------ ENTRIES SHOWN ------
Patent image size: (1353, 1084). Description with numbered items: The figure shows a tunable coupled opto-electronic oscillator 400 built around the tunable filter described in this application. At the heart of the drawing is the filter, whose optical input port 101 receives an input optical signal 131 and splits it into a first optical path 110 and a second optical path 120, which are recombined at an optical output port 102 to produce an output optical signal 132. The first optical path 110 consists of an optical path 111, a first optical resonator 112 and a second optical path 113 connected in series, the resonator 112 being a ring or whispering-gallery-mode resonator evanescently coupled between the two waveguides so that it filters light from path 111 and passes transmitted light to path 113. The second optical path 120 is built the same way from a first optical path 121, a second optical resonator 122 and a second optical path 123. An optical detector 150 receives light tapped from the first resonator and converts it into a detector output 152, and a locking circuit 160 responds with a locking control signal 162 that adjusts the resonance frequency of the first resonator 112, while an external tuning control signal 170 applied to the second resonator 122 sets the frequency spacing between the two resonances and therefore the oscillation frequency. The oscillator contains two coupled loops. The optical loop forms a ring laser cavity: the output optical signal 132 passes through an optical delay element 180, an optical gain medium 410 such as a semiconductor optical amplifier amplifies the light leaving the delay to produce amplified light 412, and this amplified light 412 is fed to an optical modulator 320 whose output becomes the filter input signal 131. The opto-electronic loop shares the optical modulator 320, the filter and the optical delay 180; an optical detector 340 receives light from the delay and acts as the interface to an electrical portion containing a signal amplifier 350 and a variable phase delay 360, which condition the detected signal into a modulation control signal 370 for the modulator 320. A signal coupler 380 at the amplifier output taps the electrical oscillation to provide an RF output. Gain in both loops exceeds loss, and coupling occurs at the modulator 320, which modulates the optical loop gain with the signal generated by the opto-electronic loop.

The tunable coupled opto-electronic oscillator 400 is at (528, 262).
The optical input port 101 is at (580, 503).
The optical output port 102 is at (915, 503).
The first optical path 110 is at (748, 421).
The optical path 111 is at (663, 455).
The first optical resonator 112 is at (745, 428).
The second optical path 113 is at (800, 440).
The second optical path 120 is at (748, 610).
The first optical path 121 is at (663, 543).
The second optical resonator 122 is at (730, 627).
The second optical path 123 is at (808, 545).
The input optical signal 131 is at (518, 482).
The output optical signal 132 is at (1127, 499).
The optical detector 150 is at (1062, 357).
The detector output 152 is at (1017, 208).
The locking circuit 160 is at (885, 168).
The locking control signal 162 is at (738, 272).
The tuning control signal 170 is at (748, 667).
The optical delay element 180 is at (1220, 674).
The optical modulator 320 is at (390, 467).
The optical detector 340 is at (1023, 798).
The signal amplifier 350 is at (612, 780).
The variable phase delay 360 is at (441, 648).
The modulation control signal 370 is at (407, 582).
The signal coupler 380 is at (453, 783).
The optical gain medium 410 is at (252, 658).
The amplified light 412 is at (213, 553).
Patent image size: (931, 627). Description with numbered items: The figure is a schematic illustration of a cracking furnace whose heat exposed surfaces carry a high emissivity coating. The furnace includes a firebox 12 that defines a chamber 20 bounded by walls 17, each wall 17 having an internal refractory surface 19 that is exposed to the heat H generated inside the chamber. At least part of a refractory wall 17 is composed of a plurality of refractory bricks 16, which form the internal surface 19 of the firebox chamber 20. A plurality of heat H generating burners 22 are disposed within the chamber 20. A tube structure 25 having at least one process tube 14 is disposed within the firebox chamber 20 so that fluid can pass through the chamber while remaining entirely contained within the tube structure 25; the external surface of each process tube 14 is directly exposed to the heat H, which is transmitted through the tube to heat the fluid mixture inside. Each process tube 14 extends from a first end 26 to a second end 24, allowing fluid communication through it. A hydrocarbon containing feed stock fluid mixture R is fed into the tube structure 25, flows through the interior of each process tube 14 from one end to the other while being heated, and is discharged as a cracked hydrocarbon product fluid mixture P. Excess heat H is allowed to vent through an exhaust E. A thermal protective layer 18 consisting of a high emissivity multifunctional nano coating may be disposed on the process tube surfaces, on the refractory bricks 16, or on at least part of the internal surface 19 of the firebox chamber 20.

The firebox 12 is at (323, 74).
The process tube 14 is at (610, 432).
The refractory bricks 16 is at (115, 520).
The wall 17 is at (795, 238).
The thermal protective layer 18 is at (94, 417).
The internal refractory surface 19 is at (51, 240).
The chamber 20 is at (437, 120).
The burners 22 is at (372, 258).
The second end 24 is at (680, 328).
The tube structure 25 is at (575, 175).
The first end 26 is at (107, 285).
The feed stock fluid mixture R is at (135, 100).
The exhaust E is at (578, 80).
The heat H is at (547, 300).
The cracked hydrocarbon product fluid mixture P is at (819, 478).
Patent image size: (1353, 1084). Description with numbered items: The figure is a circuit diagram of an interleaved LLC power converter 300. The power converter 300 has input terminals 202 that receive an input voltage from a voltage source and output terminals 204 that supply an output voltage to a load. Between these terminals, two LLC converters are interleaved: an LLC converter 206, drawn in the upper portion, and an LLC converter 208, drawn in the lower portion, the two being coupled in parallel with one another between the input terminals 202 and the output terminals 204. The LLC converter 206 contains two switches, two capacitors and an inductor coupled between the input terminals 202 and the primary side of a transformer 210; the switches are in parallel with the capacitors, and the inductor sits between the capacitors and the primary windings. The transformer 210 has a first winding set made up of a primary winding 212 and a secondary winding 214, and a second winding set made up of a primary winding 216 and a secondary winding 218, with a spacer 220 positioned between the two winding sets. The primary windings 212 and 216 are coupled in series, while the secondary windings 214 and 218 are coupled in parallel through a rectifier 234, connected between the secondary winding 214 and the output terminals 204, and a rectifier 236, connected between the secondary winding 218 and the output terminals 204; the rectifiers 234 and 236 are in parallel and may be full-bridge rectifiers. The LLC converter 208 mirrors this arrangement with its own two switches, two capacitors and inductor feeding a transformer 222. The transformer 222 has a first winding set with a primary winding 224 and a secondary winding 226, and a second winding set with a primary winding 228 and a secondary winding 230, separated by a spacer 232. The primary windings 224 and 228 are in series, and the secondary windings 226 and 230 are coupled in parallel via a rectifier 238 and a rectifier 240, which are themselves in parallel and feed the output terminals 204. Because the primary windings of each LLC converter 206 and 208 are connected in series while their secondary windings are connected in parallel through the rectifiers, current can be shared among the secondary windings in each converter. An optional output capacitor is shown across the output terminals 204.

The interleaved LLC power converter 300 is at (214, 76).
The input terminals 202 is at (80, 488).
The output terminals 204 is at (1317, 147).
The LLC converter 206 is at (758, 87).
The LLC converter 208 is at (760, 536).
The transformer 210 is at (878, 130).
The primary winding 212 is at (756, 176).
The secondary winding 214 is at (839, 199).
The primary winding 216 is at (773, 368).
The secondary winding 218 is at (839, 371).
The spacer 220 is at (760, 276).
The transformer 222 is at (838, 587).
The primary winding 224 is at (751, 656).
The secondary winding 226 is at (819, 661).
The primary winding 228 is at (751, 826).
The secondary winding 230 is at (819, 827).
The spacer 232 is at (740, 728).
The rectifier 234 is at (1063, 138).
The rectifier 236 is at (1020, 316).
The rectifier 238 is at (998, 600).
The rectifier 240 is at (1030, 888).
------
Update the data above by changing every "Patent image size" to "Figure dimensions" and leaving everything else unchanged.

RESPONSE TO THE EXERCISE
Figure dimensions: (1353, 1084). Description with numbered items: The figure shows a tunable coupled opto-electronic oscillator 400 built around the tunable filter described in this application. At the heart of the drawing is the filter, whose optical input port 101 receives an input optical signal 131 and splits it into a first optical path 110 and a second optical path 120, which are recombined at an optical output port 102 to produce an output optical signal 132. The first optical path 110 consists of an optical path 111, a first optical resonator 112 and a second optical path 113 connected in series, the resonator 112 being a ring or whispering-gallery-mode resonator evanescently coupled between the two waveguides so that it filters light from path 111 and passes transmitted light to path 113. The second optical path 120 is built the same way from a first optical path 121, a second optical resonator 122 and a second optical path 123. An optical detector 150 receives light tapped from the first resonator and converts it into a detector output 152, and a locking circuit 160 responds with a locking control signal 162 that adjusts the resonance frequency of the first resonator 112, while an external tuning control signal 170 applied to the second resonator 122 sets the frequency spacing between the two resonances and therefore the oscillation frequency. The oscillator contains two coupled loops. The optical loop forms a ring laser cavity: the output optical signal 132 passes through an optical delay element 180, an optical gain medium 410 such as a semiconductor optical amplifier amplifies the light leaving the delay to produce amplified light 412, and this amplified light 412 is fed to an optical modulator 320 whose output becomes the filter input signal 131. The opto-electronic loop shares the optical modulator 320, the filter and the optical delay 180; an optical detector 340 receives light from the delay and acts as the interface to an electrical portion containing a signal amplifier 350 and a variable phase delay 360, which condition the detected signal into a modulation control signal 370 for the modulator 320. A signal coupler 380 at the amplifier output taps the electrical oscillation to provide an RF output. Gain in both loops exceeds loss, and coupling occurs at the modulator 320, which modulates the optical loop gain with the signal generated by the opto-electronic loop.

The tunable coupled opto-electronic oscillator 400 is at (528, 262).
The optical input port 101 is at (580, 503).
The optical output port 102 is at (915, 503).
The first optical path 110 is at (748, 421).
The optical path 111 is at (663, 455).
The first optical resonator 112 is at (745, 428).
The second optical path 113 is at (800, 440).
The second optical path 120 is at (748, 610).
The first optical path 121 is at (663, 543).
The second optical resonator 122 is at (730, 627).
The second optical path 123 is at (808, 545).
The input optical signal 131 is at (518, 482).
The output optical signal 132 is at (1127, 499).
The optical detector 150 is at (1062, 357).
The detector output 152 is at (1017, 208).
The locking circuit 160 is at (885, 168).
The locking control signal 162 is at (738, 272).
The tuning control signal 170 is at (748, 667).
The optical delay element 180 is at (1220, 674).
The optical modulator 320 is at (390, 467).
The optical detector 340 is at (1023, 798).
The signal amplifier 350 is at (612, 780).
The variable phase delay 360 is at (441, 648).
The modulation control signal 370 is at (407, 582).
The signal coupler 380 is at (453, 783).
The optical gain medium 410 is at (252, 658).
The amplified light 412 is at (213, 553).
Figure dimensions: (931, 627). Description with numbered items: The figure is a schematic illustration of a cracking furnace whose heat exposed surfaces carry a high emissivity coating. The furnace includes a firebox 12 that defines a chamber 20 bounded by walls 17, each wall 17 having an internal refractory surface 19 that is exposed to the heat H generated inside the chamber. At least part of a refractory wall 17 is composed of a plurality of refractory bricks 16, which form the internal surface 19 of the firebox chamber 20. A plurality of heat H generating burners 22 are disposed within the chamber 20. A tube structure 25 having at least one process tube 14 is disposed within the firebox chamber 20 so that fluid can pass through the chamber while remaining entirely contained within the tube structure 25; the external surface of each process tube 14 is directly exposed to the heat H, which is transmitted through the tube to heat the fluid mixture inside. Each process tube 14 extends from a first end 26 to a second end 24, allowing fluid communication through it. A hydrocarbon containing feed stock fluid mixture R is fed into the tube structure 25, flows through the interior of each process tube 14 from one end to the other while being heated, and is discharged as a cracked hydrocarbon product fluid mixture P. Excess heat H is allowed to vent through an exhaust E. A thermal protective layer 18 consisting of a high emissivity multifunctional nano coating may be disposed on the process tube surfaces, on the refractory bricks 16, or on at least part of the internal surface 19 of the firebox chamber 20.

The firebox 12 is at (323, 74).
The process tube 14 is at (610, 432).
The refractory bricks 16 is at (115, 520).
The wall 17 is at (795, 238).
The thermal protective layer 18 is at (94, 417).
The internal refractory surface 19 is at (51, 240).
The chamber 20 is at (437, 120).
The burners 22 is at (372, 258).
The second end 24 is at (680, 328).
The tube structure 25 is at (575, 175).
The first end 26 is at (107, 285).
The feed stock fluid mixture R is at (135, 100).
The exhaust E is at (578, 80).
The heat H is at (547, 300).
The cracked hydrocarbon product fluid mixture P is at (819, 478).
Figure dimensions: (1353, 1084). Description with numbered items: The figure is a circuit diagram of an interleaved LLC power converter 300. The power converter 300 has input terminals 202 that receive an input voltage from a voltage source and output terminals 204 that supply an output voltage to a load. Between these terminals, two LLC converters are interleaved: an LLC converter 206, drawn in the upper portion, and an LLC converter 208, drawn in the lower portion, the two being coupled in parallel with one another between the input terminals 202 and the output terminals 204. The LLC converter 206 contains two switches, two capacitors and an inductor coupled between the input terminals 202 and the primary side of a transformer 210; the switches are in parallel with the capacitors, and the inductor sits between the capacitors and the primary windings. The transformer 210 has a first winding set made up of a primary winding 212 and a secondary winding 214, and a second winding set made up of a primary winding 216 and a secondary winding 218, with a spacer 220 positioned between the two winding sets. The primary windings 212 and 216 are coupled in series, while the secondary windings 214 and 218 are coupled in parallel through a rectifier 234, connected between the secondary winding 214 and the output terminals 204, and a rectifier 236, connected between the secondary winding 218 and the output terminals 204; the rectifiers 234 and 236 are in parallel and may be full-bridge rectifiers. The LLC converter 208 mirrors this arrangement with its own two switches, two capacitors and inductor feeding a transformer 222. The transformer 222 has a first winding set with a primary winding 224 and a secondary winding 226, and a second winding set with a primary winding 228 and a secondary winding 230, separated by a spacer 232. The primary windings 224 and 228 are in series, and the secondary windings 226 and 230 are coupled in parallel via a rectifier 238 and a rectifier 240, which are themselves in parallel and feed the output terminals 204. Because the primary windings of each LLC converter 206 and 208 are connected in series while their secondary windings are connected in parallel through the rectifiers, current can be shared among the secondary windings in each converter. An optional output capacitor is shown across the output terminals 204.

The interleaved LLC power converter 300 is at (214, 76).
The input terminals 202 is at (80, 488).
The output terminals 204 is at (1317, 147).
The LLC converter 206 is at (758, 87).
The LLC converter 208 is at (760, 536).
The transformer 210 is at (878, 130).
The primary winding 212 is at (756, 176).
The secondary winding 214 is at (839, 199).
The primary winding 216 is at (773, 368).
The secondary winding 218 is at (839, 371).
The spacer 220 is at (760, 276).
The transformer 222 is at (838, 587).
The primary winding 224 is at (751, 656).
The secondary winding 226 is at (819, 661).
The primary winding 228 is at (751, 826).
The secondary winding 230 is at (819, 827).
The spacer 232 is at (740, 728).
The rectifier 234 is at (1063, 138).
The rectifier 236 is at (1020, 316).
The rectifier 238 is at (998, 600).
The rectifier 240 is at (1030, 888).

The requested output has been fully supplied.